= Entries =
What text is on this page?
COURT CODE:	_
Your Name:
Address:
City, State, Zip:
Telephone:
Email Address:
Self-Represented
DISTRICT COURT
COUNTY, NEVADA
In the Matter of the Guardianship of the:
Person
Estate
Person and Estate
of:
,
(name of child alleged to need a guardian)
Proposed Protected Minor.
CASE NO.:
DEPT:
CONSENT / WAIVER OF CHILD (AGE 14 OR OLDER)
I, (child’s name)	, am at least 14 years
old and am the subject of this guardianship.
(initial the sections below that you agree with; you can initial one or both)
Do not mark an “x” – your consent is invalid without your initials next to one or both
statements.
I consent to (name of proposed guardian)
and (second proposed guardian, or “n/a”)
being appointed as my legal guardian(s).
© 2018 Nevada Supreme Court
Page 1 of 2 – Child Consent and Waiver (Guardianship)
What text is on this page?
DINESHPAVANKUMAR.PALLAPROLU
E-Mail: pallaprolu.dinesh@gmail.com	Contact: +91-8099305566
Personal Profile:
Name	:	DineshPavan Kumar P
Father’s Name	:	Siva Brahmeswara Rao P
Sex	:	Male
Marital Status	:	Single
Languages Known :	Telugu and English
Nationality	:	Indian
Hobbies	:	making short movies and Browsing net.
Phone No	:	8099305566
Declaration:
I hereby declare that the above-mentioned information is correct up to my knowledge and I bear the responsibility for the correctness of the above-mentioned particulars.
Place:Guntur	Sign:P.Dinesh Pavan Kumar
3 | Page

= What the task requires =
Please quote the records above exactly, without skipping a line.

= Answer to this exercise =
What text is on this page?
COURT CODE:	_
Your Name:
Address:
City, State, Zip:
Telephone:
Email Address:
Self-Represented
DISTRICT COURT
COUNTY, NEVADA
In the Matter of the Guardianship of the:
Person
Estate
Person and Estate
of:
,
(name of child alleged to need a guardian)
Proposed Protected Minor.
CASE NO.:
DEPT:
CONSENT / WAIVER OF CHILD (AGE 14 OR OLDER)
I, (child’s name)	, am at least 14 years
old and am the subject of this guardianship.
(initial the sections below that you agree with; you can initial one or both)
Do not mark an “x” – your consent is invalid without your initials next to one or both
statements.
I consent to (name of proposed guardian)
and (second proposed guardian, or “n/a”)
being appointed as my legal guardian(s).
© 2018 Nevada Supreme Court
Page 1 of 2 – Child Consent and Waiver (Guardianship)
What text is on this page?
DINESHPAVANKUMAR.PALLAPROLU
E-Mail: pallaprolu.dinesh@gmail.com	Contact: +91-8099305566
Personal Profile:
Name	:	DineshPavan Kumar P
Father’s Name	:	Siva Brahmeswara Rao P
Sex	:	Male
Marital Status	:	Single
Languages Known :	Telugu and English
Nationality	:	Indian
Hobbies	:	making short movies and Browsing net.
Phone No	:	8099305566
Declaration:
I hereby declare that the above-mentioned information is correct up to my knowledge and I bear the responsibility for the correctness of the above-mentioned particulars.
Place:Guntur	Sign:P.Dinesh Pavan Kumar
3 | Page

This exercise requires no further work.